### What to do
Give the records back in full, exactly as they read.

### Working data
○ ○ ○ ○

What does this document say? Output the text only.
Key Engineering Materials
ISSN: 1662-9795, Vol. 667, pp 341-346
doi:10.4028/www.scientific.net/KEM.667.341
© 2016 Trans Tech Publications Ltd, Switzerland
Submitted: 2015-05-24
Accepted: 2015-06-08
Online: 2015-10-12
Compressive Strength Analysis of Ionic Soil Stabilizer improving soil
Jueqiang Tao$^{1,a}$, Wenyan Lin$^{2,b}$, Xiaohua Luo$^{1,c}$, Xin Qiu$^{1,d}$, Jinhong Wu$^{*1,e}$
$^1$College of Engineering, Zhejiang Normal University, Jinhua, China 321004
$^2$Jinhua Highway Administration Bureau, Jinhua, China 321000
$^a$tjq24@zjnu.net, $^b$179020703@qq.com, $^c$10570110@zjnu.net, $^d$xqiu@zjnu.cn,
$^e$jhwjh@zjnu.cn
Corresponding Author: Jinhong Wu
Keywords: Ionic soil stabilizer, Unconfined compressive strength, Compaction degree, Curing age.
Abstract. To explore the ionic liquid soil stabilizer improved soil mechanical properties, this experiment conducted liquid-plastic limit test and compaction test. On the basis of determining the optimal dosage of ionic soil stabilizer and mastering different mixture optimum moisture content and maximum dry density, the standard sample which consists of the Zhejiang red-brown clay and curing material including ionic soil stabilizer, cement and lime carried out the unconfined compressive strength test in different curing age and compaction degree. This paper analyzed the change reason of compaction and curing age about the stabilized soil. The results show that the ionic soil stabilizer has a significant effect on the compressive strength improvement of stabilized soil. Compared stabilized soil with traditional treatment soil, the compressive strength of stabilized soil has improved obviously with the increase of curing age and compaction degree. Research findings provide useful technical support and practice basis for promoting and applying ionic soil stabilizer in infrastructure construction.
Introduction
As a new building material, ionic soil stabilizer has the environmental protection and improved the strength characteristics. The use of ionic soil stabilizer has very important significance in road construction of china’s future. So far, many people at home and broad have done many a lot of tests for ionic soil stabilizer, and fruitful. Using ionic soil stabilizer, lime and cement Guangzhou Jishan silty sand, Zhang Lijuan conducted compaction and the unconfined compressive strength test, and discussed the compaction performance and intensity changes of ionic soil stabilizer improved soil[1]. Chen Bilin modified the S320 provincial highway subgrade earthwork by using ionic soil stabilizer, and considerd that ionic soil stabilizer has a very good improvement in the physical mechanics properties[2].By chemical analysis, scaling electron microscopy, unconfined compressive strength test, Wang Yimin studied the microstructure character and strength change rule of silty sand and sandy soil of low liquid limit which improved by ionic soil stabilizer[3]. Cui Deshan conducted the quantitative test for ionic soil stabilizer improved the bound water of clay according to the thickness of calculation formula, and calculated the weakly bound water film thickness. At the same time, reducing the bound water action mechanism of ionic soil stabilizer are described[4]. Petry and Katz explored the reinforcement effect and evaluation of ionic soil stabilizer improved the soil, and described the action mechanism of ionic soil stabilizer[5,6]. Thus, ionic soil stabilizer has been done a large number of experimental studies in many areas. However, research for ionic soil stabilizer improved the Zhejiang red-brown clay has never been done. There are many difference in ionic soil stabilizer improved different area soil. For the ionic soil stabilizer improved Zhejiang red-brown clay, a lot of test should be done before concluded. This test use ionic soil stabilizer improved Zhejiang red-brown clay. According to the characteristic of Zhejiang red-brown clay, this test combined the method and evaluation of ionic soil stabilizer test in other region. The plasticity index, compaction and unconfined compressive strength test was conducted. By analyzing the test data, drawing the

○ ○ ○ ○

### Exercise result
What does this document say? Output the text only.
Key Engineering Materials
ISSN: 1662-9795, Vol. 667, pp 341-346
doi:10.4028/www.scientific.net/KEM.667.341
© 2016 Trans Tech Publications Ltd, Switzerland
Submitted: 2015-05-24
Accepted: 2015-06-08
Online: 2015-10-12
Compressive Strength Analysis of Ionic Soil Stabilizer improving soil
Jueqiang Tao$^{1,a}$, Wenyan Lin$^{2,b}$, Xiaohua Luo$^{1,c}$, Xin Qiu$^{1,d}$, Jinhong Wu$^{*1,e}$
$^1$College of Engineering, Zhejiang Normal University, Jinhua, China 321004
$^2$Jinhua Highway Administration Bureau, Jinhua, China 321000
$^a$tjq24@zjnu.net, $^b$179020703@qq.com, $^c$10570110@zjnu.net, $^d$xqiu@zjnu.cn,
$^e$jhwjh@zjnu.cn
Corresponding Author: Jinhong Wu
Keywords: Ionic soil stabilizer, Unconfined compressive strength, Compaction degree, Curing age.
Abstract. To explore the ionic liquid soil stabilizer improved soil mechanical properties, this experiment conducted liquid-plastic limit test and compaction test. On the basis of determining the optimal dosage of ionic soil stabilizer and mastering different mixture optimum moisture content and maximum dry density, the standard sample which consists of the Zhejiang red-brown clay and curing material including ionic soil stabilizer, cement and lime carried out the unconfined compressive strength test in different curing age and compaction degree. This paper analyzed the change reason of compaction and curing age about the stabilized soil. The results show that the ionic soil stabilizer has a significant effect on the compressive strength improvement of stabilized soil. Compared stabilized soil with traditional treatment soil, the compressive strength of stabilized soil has improved obviously with the increase of curing age and compaction degree. Research findings provide useful technical support and practice basis for promoting and applying ionic soil stabilizer in infrastructure construction.
Introduction
As a new building material, ionic soil stabilizer has the environmental protection and improved the strength characteristics. The use of ionic soil stabilizer has very important significance in road construction of china’s future. So far, many people at home and broad have done many a lot of tests for ionic soil stabilizer, and fruitful. Using ionic soil stabilizer, lime and cement Guangzhou Jishan silty sand, Zhang Lijuan conducted compaction and the unconfined compressive strength test, and discussed the compaction performance and intensity changes of ionic soil stabilizer improved soil[1]. Chen Bilin modified the S320 provincial highway subgrade earthwork by using ionic soil stabilizer, and considerd that ionic soil stabilizer has a very good improvement in the physical mechanics properties[2].By chemical analysis, scaling electron microscopy, unconfined compressive strength test, Wang Yimin studied the microstructure character and strength change rule of silty sand and sandy soil of low liquid limit which improved by ionic soil stabilizer[3]. Cui Deshan conducted the quantitative test for ionic soil stabilizer improved the bound water of clay according to the thickness of calculation formula, and calculated the weakly bound water film thickness. At the same time, reducing the bound water action mechanism of ionic soil stabilizer are described[4]. Petry and Katz explored the reinforcement effect and evaluation of ionic soil stabilizer improved the soil, and described the action mechanism of ionic soil stabilizer[5,6]. Thus, ionic soil stabilizer has been done a large number of experimental studies in many areas. However, research for ionic soil stabilizer improved the Zhejiang red-brown clay has never been done. There are many difference in ionic soil stabilizer improved different area soil. For the ionic soil stabilizer improved Zhejiang red-brown clay, a lot of test should be done before concluded. This test use ionic soil stabilizer improved Zhejiang red-brown clay. According to the characteristic of Zhejiang red-brown clay, this test combined the method and evaluation of ionic soil stabilizer test in other region. The plasticity index, compaction and unconfined compressive strength test was conducted. By analyzing the test data, drawing the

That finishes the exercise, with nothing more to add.